Exercise
Return every record verbatim.

::: Extracted records

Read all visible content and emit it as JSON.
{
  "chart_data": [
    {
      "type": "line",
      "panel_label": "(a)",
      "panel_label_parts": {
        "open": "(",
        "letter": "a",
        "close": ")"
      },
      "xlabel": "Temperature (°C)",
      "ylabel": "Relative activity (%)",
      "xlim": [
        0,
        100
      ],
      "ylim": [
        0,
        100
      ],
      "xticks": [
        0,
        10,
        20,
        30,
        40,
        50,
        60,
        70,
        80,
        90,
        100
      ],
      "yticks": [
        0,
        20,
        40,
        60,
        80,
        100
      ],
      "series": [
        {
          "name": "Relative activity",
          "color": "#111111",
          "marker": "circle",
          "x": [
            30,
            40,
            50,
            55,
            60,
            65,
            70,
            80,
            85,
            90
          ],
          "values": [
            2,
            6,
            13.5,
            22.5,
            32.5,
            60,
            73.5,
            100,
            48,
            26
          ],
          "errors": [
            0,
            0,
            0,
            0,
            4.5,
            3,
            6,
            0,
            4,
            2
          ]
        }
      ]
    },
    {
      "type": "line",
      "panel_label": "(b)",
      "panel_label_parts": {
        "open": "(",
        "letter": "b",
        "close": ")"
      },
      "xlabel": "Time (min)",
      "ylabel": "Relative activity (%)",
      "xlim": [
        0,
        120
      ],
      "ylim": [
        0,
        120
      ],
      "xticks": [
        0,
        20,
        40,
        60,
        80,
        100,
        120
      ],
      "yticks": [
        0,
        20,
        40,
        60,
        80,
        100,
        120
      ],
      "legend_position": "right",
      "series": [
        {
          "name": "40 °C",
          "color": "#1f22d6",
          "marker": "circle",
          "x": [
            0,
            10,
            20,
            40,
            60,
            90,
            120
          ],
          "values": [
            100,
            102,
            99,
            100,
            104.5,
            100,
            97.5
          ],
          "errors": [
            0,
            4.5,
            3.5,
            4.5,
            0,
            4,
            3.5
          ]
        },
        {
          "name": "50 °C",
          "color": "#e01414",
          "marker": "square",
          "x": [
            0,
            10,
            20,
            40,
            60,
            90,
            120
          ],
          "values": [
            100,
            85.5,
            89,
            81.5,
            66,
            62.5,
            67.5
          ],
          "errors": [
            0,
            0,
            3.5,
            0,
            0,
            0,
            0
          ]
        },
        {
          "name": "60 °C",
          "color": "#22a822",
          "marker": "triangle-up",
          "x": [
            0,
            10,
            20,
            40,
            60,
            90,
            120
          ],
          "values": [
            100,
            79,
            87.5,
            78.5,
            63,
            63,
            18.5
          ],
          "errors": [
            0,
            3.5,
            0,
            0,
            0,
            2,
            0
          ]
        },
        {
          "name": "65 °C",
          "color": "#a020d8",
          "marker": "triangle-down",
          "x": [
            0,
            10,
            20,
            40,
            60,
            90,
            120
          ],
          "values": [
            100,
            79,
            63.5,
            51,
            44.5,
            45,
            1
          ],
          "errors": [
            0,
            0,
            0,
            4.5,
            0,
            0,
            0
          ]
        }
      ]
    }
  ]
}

::::::

Response to the task
Read all visible content and emit it as JSON.
{
  "chart_data": [
    {
      "type": "line",
      "panel_label": "(a)",
      "panel_label_parts": {
        "open": "(",
        "letter": "a",
        "close": ")"
      },
      "xlabel": "Temperature (°C)",
      "ylabel": "Relative activity (%)",
      "xlim": [
        0,
        100
      ],
      "ylim": [
        0,
        100
      ],
      "xticks": [
        0,
        10,
        20,
        30,
        40,
        50,
        60,
        70,
        80,
        90,
        100
      ],
      "yticks": [
        0,
        20,
        40,
        60,
        80,
        100
      ],
      "series": [
        {
          "name": "Relative activity",
          "color": "#111111",
          "marker": "circle",
          "x": [
            30,
            40,
            50,
            55,
            60,
            65,
            70,
            80,
            85,
            90
          ],
          "values": [
            2,
            6,
            13.5,
            22.5,
            32.5,
            60,
            73.5,
            100,
            48,
            26
          ],
          "errors": [
            0,
            0,
            0,
            0,
            4.5,
            3,
            6,
            0,
            4,
            2
          ]
        }
      ]
    },
    {
      "type": "line",
      "panel_label": "(b)",
      "panel_label_parts": {
        "open": "(",
        "letter": "b",
        "close": ")"
      },
      "xlabel": "Time (min)",
      "ylabel": "Relative activity (%)",
      "xlim": [
        0,
        120
      ],
      "ylim": [
        0,
        120
      ],
      "xticks": [
        0,
        20,
        40,
        60,
        80,
        100,
        120
      ],
      "yticks": [
        0,
        20,
        40,
        60,
        80,
        100,
        120
      ],
      "legend_position": "right",
      "series": [
        {
          "name": "40 °C",
          "color": "#1f22d6",
          "marker": "circle",
          "x": [
            0,
            10,
            20,
            40,
            60,
            90,
            120
          ],
          "values": [
            100,
            102,
            99,
            100,
            104.5,
            100,
            97.5
          ],
          "errors": [
            0,
            4.5,
            3.5,
            4.5,
            0,
            4,
            3.5
          ]
        },
        {
          "name": "50 °C",
          "color": "#e01414",
          "marker": "square",
          "x": [
            0,
            10,
            20,
            40,
            60,
            90,
            120
          ],
          "values": [
            100,
            85.5,
            89,
            81.5,
            66,
            62.5,
            67.5
          ],
          "errors": [
            0,
            0,
            3.5,
            0,
            0,
            0,
            0
          ]
        },
        {
          "name": "60 °C",
          "color": "#22a822",
          "marker": "triangle-up",
          "x": [
            0,
            10,
            20,
            40,
            60,
            90,
            120
          ],
          "values": [
            100,
            79,
            87.5,
            78.5,
            63,
            63,
            18.5
          ],
          "errors": [
            0,
            3.5,
            0,
            0,
            0,
            2,
            0
          ]
        },
        {
          "name": "65 °C",
          "color": "#a020d8",
          "marker": "triangle-down",
          "x": [
            0,
            10,
            20,
            40,
            60,
            90,
            120
          ],
          "values": [
            100,
            79,
            63.5,
            51,
            44.5,
            45,
            1
          ],
          "errors": [
            0,
            0,
            0,
            4.5,
            0,
            0,
            0
          ]
        }
      ]
    }
  ]
}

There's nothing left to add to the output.